* REQUIRED WORK *
Output every line of the records below without any change, but leave out the pictures.
>> BEGIN EXTRACTED DATA
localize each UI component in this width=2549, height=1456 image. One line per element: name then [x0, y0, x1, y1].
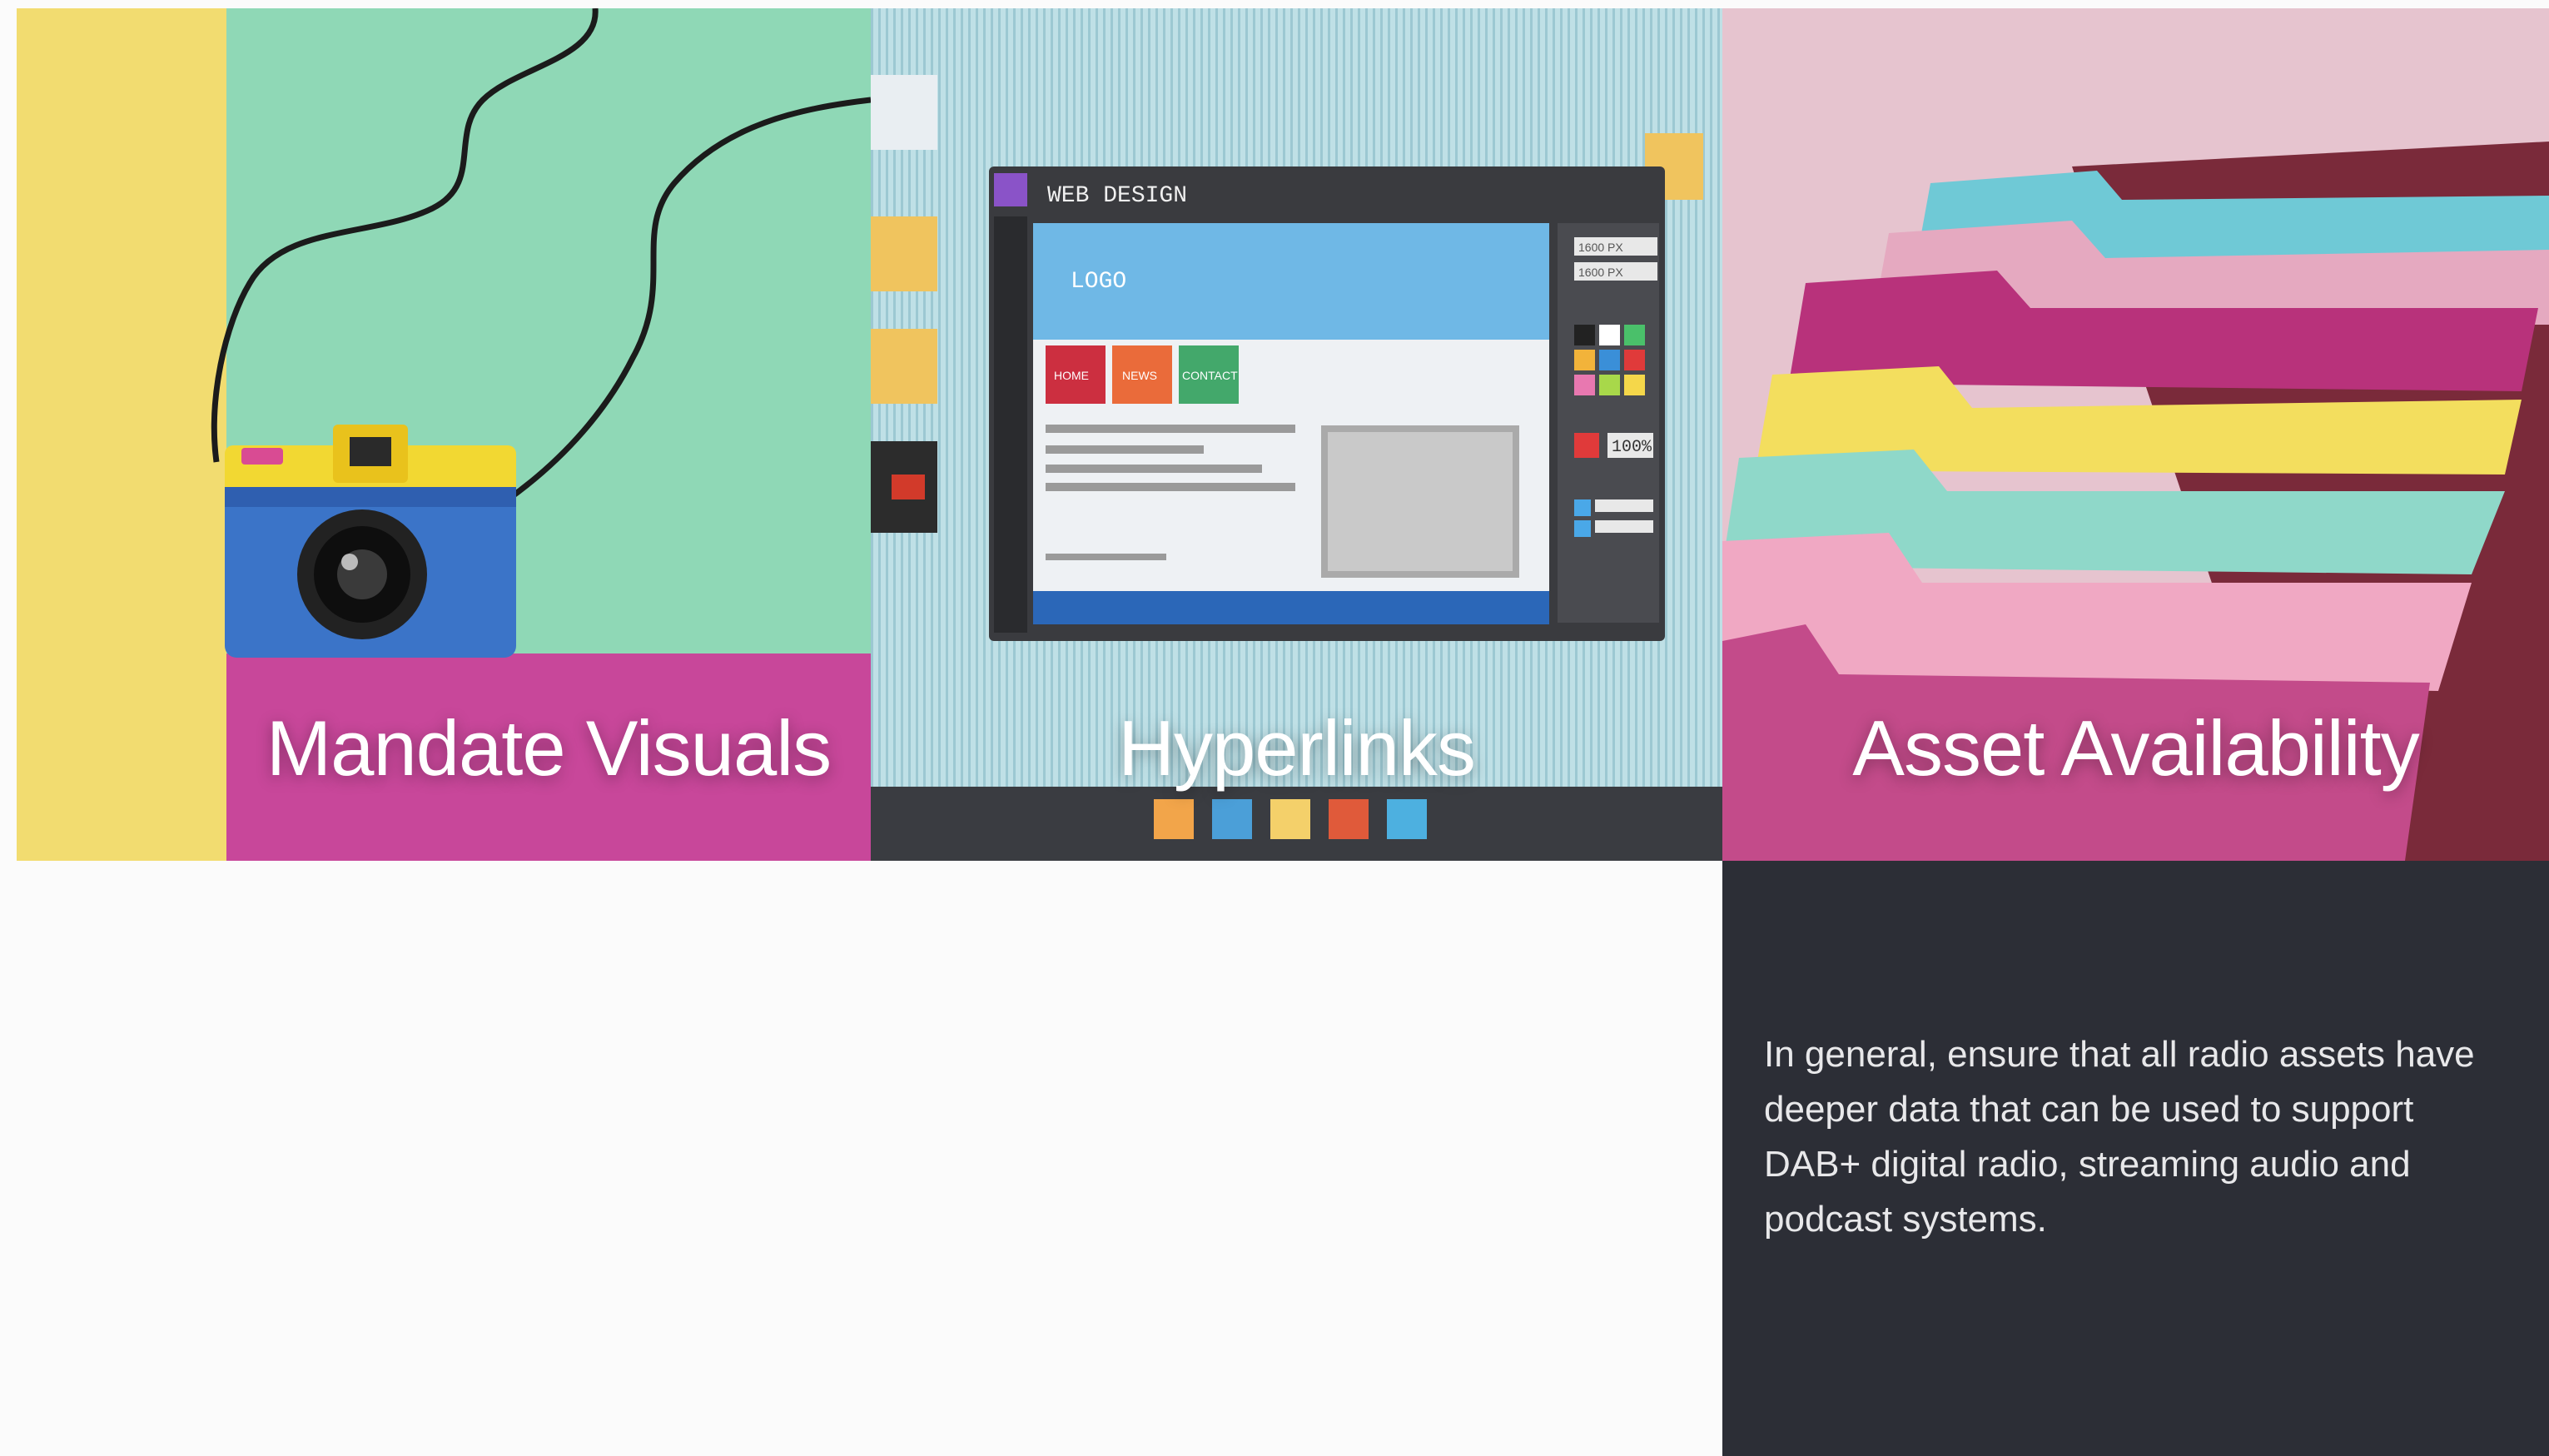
mockup-nav-contact: CONTACT	[1182, 369, 1238, 382]
tile-title: Mandate Visuals	[266, 704, 832, 792]
mockup-window-title: WEB DESIGN	[1047, 183, 1187, 209]
mockup-logo: LOGO	[1071, 269, 1126, 295]
mockup-zoom: 100%	[1612, 438, 1652, 457]
info-panel: In general, ensure that all radio assets…	[1722, 861, 2549, 1456]
mockup-field-width: 1600 PX	[1578, 241, 1623, 254]
tile-asset-availability[interactable]: Asset Availability	[1722, 8, 2549, 861]
info-text: In general, ensure that all radio assets…	[1764, 1034, 2475, 1240]
tile-hyperlinks[interactable]: WEB DESIGN LOGO HOME NEWS CONTACT 1600 P…	[871, 8, 1722, 861]
mockup-nav-home: HOME	[1054, 369, 1089, 382]
mockup-nav-news: NEWS	[1122, 369, 1157, 382]
tile-mandate-visuals[interactable]: Mandate Visuals	[17, 8, 871, 861]
tile-title: Asset Availability	[1852, 704, 2419, 792]
mockup-field-height: 1600 PX	[1578, 266, 1623, 279]
tile-title: Hyperlinks	[1118, 704, 1476, 792]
>> END EXTRACTED DATA
* RESULT FOR THIS TASK *
localize each UI component in this width=2549, height=1456 image. One line per element: name then [x0, y0, x1, y1].
mockup-nav-contact: CONTACT	[1182, 369, 1238, 382]
tile-title: Mandate Visuals	[266, 704, 832, 792]
mockup-window-title: WEB DESIGN	[1047, 183, 1187, 209]
mockup-logo: LOGO	[1071, 269, 1126, 295]
mockup-zoom: 100%	[1612, 438, 1652, 457]
info-panel: In general, ensure that all radio assets…	[1722, 861, 2549, 1456]
mockup-field-width: 1600 PX	[1578, 241, 1623, 254]
tile-asset-availability[interactable]: Asset Availability	[1722, 8, 2549, 861]
info-text: In general, ensure that all radio assets…	[1764, 1034, 2475, 1240]
tile-hyperlinks[interactable]: WEB DESIGN LOGO HOME NEWS CONTACT 1600 P…	[871, 8, 1722, 861]
mockup-nav-home: HOME	[1054, 369, 1089, 382]
mockup-nav-news: NEWS	[1122, 369, 1157, 382]
tile-mandate-visuals[interactable]: Mandate Visuals	[17, 8, 871, 861]
tile-title: Asset Availability	[1852, 704, 2419, 792]
mockup-field-height: 1600 PX	[1578, 266, 1623, 279]
tile-title: Hyperlinks	[1118, 704, 1476, 792]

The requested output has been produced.